(EXERCISE REQUIREMENTS) Reproduce each of the rows below verbatim, keeping every character and the line order unchanged.

(RECORDS PROVIDED)
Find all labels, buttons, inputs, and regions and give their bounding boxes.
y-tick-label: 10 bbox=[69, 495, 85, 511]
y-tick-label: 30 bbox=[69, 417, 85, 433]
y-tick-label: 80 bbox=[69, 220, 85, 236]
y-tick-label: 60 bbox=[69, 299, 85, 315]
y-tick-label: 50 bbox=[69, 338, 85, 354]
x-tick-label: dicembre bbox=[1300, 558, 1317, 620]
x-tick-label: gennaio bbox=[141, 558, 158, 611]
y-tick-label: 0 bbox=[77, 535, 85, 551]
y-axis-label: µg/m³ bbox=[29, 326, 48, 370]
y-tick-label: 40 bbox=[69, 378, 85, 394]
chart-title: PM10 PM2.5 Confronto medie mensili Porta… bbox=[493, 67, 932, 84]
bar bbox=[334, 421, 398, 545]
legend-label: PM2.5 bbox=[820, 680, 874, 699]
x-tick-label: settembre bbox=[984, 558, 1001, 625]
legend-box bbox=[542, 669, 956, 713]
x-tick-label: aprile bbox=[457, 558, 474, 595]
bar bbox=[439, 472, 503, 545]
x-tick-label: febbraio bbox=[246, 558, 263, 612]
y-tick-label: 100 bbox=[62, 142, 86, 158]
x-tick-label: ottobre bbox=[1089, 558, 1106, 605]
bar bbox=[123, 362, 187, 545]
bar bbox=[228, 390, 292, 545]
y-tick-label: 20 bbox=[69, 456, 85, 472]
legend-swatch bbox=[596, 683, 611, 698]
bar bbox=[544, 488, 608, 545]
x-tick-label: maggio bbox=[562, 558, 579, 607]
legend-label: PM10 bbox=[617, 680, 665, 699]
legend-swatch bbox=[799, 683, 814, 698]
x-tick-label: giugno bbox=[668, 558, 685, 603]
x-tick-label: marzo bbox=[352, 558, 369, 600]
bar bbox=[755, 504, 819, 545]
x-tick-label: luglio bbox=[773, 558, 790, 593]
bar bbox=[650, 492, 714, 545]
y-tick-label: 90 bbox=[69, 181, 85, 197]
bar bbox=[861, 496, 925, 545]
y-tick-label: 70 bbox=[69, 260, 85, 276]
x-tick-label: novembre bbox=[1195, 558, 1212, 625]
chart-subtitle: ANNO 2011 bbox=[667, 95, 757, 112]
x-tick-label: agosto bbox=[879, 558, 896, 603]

(COMPLETED TASK)
Find all labels, buttons, inputs, and regions and give their bounding boxes.
y-tick-label: 10 bbox=[69, 495, 85, 511]
y-tick-label: 30 bbox=[69, 417, 85, 433]
y-tick-label: 80 bbox=[69, 220, 85, 236]
y-tick-label: 60 bbox=[69, 299, 85, 315]
y-tick-label: 50 bbox=[69, 338, 85, 354]
x-tick-label: dicembre bbox=[1300, 558, 1317, 620]
x-tick-label: gennaio bbox=[141, 558, 158, 611]
y-tick-label: 0 bbox=[77, 535, 85, 551]
y-axis-label: µg/m³ bbox=[29, 326, 48, 370]
y-tick-label: 40 bbox=[69, 378, 85, 394]
chart-title: PM10 PM2.5 Confronto medie mensili Porta… bbox=[493, 67, 932, 84]
bar bbox=[334, 421, 398, 545]
legend-label: PM2.5 bbox=[820, 680, 874, 699]
x-tick-label: settembre bbox=[984, 558, 1001, 625]
legend-box bbox=[542, 669, 956, 713]
x-tick-label: aprile bbox=[457, 558, 474, 595]
bar bbox=[439, 472, 503, 545]
x-tick-label: febbraio bbox=[246, 558, 263, 612]
y-tick-label: 100 bbox=[62, 142, 86, 158]
x-tick-label: ottobre bbox=[1089, 558, 1106, 605]
bar bbox=[123, 362, 187, 545]
bar bbox=[228, 390, 292, 545]
y-tick-label: 20 bbox=[69, 456, 85, 472]
legend-swatch bbox=[596, 683, 611, 698]
bar bbox=[544, 488, 608, 545]
x-tick-label: maggio bbox=[562, 558, 579, 607]
legend-label: PM10 bbox=[617, 680, 665, 699]
legend-swatch bbox=[799, 683, 814, 698]
x-tick-label: giugno bbox=[668, 558, 685, 603]
x-tick-label: marzo bbox=[352, 558, 369, 600]
bar bbox=[755, 504, 819, 545]
x-tick-label: luglio bbox=[773, 558, 790, 593]
bar bbox=[650, 492, 714, 545]
y-tick-label: 90 bbox=[69, 181, 85, 197]
bar bbox=[861, 496, 925, 545]
y-tick-label: 70 bbox=[69, 260, 85, 276]
x-tick-label: novembre bbox=[1195, 558, 1212, 625]
chart-subtitle: ANNO 2011 bbox=[667, 95, 757, 112]
x-tick-label: agosto bbox=[879, 558, 896, 603]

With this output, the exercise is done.